start

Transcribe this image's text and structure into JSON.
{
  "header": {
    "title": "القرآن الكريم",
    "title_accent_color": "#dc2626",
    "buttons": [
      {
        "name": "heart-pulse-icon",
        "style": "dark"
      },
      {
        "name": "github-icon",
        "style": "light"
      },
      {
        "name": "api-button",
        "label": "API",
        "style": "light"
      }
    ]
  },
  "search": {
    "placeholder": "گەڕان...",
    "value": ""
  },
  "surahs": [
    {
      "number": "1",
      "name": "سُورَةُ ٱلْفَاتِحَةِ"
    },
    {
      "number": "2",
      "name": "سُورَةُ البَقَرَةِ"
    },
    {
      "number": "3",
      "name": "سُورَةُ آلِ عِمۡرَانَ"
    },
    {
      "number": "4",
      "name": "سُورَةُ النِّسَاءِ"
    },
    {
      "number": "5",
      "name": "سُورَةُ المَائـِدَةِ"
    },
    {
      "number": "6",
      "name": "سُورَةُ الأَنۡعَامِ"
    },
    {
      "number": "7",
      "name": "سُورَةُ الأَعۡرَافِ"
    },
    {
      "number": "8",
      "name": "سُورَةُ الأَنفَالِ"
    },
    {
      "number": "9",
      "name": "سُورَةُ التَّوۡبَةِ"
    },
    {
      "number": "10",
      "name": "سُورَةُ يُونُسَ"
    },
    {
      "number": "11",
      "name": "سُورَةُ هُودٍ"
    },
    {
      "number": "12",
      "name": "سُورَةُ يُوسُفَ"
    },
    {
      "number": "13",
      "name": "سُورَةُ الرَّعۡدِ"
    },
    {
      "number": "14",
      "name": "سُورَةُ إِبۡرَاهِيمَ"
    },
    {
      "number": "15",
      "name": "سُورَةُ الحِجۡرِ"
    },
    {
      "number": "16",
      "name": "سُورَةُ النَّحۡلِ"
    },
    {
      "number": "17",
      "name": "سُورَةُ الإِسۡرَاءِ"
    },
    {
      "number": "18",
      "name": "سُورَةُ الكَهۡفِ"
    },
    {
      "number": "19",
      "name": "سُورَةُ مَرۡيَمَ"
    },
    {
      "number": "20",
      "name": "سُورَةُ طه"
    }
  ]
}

end

* **WHAT THE TASK REQUIRES**:
Using the listing above, reproduce each line without omission.

* **TASK RESPONSE**:
Transcribe this image's text and structure into JSON.
{
  "header": {
    "title": "القرآن الكريم",
    "title_accent_color": "#dc2626",
    "buttons": [
      {
        "name": "heart-pulse-icon",
        "style": "dark"
      },
      {
        "name": "github-icon",
        "style": "light"
      },
      {
        "name": "api-button",
        "label": "API",
        "style": "light"
      }
    ]
  },
  "search": {
    "placeholder": "گەڕان...",
    "value": ""
  },
  "surahs": [
    {
      "number": "1",
      "name": "سُورَةُ ٱلْفَاتِحَةِ"
    },
    {
      "number": "2",
      "name": "سُورَةُ البَقَرَةِ"
    },
    {
      "number": "3",
      "name": "سُورَةُ آلِ عِمۡرَانَ"
    },
    {
      "number": "4",
      "name": "سُورَةُ النِّسَاءِ"
    },
    {
      "number": "5",
      "name": "سُورَةُ المَائـِدَةِ"
    },
    {
      "number": "6",
      "name": "سُورَةُ الأَنۡعَامِ"
    },
    {
      "number": "7",
      "name": "سُورَةُ الأَعۡرَافِ"
    },
    {
      "number": "8",
      "name": "سُورَةُ الأَنفَالِ"
    },
    {
      "number": "9",
      "name": "سُورَةُ التَّوۡبَةِ"
    },
    {
      "number": "10",
      "name": "سُورَةُ يُونُسَ"
    },
    {
      "number": "11",
      "name": "سُورَةُ هُودٍ"
    },
    {
      "number": "12",
      "name": "سُورَةُ يُوسُفَ"
    },
    {
      "number": "13",
      "name": "سُورَةُ الرَّعۡدِ"
    },
    {
      "number": "14",
      "name": "سُورَةُ إِبۡرَاهِيمَ"
    },
    {
      "number": "15",
      "name": "سُورَةُ الحِجۡرِ"
    },
    {
      "number": "16",
      "name": "سُورَةُ النَّحۡلِ"
    },
    {
      "number": "17",
      "name": "سُورَةُ الإِسۡرَاءِ"
    },
    {
      "number": "18",
      "name": "سُورَةُ الكَهۡفِ"
    },
    {
      "number": "19",
      "name": "سُورَةُ مَرۡيَمَ"
    },
    {
      "number": "20",
      "name": "سُورَةُ طه"
    }
  ]
}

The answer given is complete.